## TASK TO CARRY OUT
For each line of the data below that holds "image", copy the line.

____________________

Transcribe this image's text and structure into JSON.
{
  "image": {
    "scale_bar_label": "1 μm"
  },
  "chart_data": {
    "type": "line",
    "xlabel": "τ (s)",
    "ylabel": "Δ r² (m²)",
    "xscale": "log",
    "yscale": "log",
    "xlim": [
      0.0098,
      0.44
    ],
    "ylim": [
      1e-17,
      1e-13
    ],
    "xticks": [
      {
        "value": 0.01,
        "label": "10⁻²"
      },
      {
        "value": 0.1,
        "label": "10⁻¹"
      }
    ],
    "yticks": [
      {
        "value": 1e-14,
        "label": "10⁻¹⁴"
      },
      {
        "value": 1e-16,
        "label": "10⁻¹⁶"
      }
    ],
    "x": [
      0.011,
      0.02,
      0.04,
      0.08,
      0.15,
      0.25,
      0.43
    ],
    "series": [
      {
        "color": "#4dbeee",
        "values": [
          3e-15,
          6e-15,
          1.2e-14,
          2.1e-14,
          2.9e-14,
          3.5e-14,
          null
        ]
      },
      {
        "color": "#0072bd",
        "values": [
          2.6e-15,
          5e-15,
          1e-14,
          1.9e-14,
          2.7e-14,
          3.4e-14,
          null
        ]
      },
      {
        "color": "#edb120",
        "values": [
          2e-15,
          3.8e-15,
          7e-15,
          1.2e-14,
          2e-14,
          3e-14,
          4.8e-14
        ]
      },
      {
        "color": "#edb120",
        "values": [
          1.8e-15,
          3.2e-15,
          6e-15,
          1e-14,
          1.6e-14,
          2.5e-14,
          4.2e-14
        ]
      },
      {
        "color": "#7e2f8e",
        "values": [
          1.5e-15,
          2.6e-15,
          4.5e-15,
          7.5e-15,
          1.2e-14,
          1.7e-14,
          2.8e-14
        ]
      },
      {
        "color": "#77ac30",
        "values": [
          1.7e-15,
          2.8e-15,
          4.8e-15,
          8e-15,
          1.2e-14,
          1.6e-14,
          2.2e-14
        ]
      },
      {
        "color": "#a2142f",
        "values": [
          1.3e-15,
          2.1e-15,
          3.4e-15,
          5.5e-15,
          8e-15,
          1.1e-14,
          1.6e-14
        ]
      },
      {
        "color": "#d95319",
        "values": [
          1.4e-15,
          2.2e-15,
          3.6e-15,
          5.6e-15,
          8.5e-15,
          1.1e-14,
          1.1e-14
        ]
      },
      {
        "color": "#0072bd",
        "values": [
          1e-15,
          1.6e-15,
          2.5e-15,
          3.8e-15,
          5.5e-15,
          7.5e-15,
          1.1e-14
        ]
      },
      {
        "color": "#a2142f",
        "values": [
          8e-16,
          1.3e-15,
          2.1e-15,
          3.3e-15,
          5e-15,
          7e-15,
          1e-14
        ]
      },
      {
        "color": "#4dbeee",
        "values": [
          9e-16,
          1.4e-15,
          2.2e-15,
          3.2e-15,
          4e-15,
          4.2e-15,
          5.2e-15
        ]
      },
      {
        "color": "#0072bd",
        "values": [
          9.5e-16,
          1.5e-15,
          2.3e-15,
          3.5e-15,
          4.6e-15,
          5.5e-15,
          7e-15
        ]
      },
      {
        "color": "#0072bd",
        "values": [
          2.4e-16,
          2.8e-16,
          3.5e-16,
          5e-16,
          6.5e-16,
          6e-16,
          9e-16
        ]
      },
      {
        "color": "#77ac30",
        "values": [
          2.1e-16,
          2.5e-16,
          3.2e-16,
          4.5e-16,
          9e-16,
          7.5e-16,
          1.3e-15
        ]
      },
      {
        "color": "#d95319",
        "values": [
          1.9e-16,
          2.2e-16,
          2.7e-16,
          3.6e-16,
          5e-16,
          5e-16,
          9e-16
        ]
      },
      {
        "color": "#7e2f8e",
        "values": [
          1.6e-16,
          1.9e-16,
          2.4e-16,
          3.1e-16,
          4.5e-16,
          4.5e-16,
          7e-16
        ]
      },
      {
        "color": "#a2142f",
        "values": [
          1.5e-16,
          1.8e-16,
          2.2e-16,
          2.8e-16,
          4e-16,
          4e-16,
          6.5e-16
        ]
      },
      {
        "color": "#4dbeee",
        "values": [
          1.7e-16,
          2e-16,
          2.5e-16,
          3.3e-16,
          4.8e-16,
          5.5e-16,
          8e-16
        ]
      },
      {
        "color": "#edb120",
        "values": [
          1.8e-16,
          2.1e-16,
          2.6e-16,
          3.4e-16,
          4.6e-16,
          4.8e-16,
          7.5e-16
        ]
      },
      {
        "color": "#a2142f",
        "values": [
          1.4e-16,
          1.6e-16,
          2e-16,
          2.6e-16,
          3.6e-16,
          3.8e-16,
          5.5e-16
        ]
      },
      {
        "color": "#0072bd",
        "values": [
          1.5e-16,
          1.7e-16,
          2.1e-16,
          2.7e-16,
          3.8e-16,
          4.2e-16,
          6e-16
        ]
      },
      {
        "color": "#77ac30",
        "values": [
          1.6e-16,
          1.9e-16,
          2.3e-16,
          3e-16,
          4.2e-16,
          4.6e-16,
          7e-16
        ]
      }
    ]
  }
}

____________________

## WORKED SOLUTION
Transcribe this image's text and structure into JSON.
  "image": {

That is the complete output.